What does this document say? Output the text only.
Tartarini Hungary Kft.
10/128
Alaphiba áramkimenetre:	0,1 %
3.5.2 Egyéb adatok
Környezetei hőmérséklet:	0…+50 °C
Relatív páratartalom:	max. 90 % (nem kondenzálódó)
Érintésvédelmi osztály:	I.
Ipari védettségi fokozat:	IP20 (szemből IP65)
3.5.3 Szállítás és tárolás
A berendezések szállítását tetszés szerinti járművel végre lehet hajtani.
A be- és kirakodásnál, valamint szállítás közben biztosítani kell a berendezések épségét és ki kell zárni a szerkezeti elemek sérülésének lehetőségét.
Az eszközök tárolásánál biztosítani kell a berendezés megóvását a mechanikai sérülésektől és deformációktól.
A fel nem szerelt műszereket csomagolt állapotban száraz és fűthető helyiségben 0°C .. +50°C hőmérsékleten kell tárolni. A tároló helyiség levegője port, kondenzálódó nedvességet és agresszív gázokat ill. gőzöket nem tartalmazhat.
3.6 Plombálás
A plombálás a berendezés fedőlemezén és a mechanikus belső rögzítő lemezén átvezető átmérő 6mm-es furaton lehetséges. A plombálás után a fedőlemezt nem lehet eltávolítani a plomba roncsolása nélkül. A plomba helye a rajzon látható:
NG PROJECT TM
******************************
§ Problem description
List all lines where "berendezések" occurs.

§ Complete output
A berendezések szállítását tetszés szerinti járművel végre lehet hajtani.
A be- és kirakodásnál, valamint szállítás közben biztosítani kell a berendezések épségét és ki kell zárni a szerkezeti elemek sérülésének lehetőségét.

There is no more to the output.